**WHAT TO DO**
Pick out every line with the word "this" and copy it.

**DATASET EXTRACT**
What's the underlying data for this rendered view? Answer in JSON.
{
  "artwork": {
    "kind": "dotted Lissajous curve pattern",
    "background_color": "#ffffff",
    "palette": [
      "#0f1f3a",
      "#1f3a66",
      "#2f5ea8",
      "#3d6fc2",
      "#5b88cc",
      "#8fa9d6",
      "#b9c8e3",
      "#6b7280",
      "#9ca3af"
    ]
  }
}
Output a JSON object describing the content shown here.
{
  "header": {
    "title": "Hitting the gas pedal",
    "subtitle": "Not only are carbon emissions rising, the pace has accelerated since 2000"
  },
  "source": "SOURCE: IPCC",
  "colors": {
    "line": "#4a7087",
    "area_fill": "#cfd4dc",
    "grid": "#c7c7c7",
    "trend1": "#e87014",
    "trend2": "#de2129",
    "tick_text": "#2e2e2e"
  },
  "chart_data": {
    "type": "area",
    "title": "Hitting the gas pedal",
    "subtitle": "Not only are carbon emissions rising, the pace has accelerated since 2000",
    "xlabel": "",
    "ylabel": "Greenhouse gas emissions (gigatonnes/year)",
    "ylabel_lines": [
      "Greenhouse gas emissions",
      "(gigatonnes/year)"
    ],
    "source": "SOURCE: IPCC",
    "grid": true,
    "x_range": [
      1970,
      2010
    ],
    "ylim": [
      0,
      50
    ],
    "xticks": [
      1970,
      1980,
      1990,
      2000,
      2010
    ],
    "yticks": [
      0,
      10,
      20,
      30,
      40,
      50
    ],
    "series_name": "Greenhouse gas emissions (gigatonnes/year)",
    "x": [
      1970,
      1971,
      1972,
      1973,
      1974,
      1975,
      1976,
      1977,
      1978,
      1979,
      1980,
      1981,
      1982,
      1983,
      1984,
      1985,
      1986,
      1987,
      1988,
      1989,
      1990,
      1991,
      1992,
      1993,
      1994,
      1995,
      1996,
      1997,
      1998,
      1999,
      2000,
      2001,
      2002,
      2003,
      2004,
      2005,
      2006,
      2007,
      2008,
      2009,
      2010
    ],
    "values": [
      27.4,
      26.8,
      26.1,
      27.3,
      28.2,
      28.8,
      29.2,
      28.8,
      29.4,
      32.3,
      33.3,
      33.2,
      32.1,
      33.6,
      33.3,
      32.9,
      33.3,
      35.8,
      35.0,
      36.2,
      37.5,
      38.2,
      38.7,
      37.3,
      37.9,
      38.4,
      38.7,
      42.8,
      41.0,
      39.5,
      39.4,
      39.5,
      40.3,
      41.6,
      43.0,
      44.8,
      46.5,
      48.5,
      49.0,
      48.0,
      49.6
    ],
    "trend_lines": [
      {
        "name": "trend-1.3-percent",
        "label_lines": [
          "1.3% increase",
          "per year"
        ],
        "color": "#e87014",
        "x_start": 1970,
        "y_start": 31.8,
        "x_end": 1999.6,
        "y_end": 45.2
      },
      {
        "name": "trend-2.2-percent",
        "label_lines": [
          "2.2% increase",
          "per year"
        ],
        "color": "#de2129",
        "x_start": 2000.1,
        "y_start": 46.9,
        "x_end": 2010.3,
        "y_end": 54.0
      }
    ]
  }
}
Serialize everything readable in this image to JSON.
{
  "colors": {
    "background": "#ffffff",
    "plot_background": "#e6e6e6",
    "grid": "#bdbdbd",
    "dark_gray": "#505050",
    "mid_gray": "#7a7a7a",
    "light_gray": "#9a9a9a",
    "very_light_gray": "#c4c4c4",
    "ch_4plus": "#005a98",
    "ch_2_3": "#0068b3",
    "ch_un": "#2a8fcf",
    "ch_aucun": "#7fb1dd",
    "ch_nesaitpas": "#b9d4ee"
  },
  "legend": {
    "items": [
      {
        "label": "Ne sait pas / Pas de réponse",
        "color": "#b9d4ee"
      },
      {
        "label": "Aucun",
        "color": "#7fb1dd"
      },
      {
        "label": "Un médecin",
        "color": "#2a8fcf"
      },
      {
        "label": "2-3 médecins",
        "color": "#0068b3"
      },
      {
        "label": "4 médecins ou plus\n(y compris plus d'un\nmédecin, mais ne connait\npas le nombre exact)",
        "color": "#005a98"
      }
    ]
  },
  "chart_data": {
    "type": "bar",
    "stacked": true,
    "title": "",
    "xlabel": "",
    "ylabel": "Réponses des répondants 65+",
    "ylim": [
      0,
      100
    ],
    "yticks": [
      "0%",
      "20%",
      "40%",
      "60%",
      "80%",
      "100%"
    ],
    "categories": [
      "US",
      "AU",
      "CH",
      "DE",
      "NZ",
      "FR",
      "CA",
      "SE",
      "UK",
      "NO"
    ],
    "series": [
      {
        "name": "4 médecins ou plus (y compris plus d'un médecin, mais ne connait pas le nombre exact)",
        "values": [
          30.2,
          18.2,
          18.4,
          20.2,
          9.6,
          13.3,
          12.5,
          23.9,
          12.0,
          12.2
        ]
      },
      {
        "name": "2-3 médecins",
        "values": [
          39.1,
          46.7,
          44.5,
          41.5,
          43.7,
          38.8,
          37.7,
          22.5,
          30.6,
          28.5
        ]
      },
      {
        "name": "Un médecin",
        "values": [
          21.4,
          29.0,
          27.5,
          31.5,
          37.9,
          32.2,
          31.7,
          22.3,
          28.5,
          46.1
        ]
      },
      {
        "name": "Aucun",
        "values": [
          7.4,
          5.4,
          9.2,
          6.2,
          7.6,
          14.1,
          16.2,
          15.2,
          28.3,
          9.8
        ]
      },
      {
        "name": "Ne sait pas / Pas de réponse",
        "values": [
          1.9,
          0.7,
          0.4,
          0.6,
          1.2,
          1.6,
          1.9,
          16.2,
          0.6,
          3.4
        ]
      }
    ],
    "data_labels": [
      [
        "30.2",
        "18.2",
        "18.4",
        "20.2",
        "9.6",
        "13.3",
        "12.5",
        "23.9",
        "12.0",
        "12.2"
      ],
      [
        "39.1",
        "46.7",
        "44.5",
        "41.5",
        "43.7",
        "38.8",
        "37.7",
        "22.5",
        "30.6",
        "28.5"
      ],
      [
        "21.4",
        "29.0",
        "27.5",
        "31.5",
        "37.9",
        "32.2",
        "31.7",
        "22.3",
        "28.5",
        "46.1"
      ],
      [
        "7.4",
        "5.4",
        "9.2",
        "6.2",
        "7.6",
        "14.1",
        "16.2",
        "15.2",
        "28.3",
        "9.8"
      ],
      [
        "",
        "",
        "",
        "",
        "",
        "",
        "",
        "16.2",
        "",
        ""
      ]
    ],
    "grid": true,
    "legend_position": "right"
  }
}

**RESULT OF THE EXERCISE**
What's the underlying data for this rendered view? Answer in JSON.
Serialize everything readable in this image to JSON.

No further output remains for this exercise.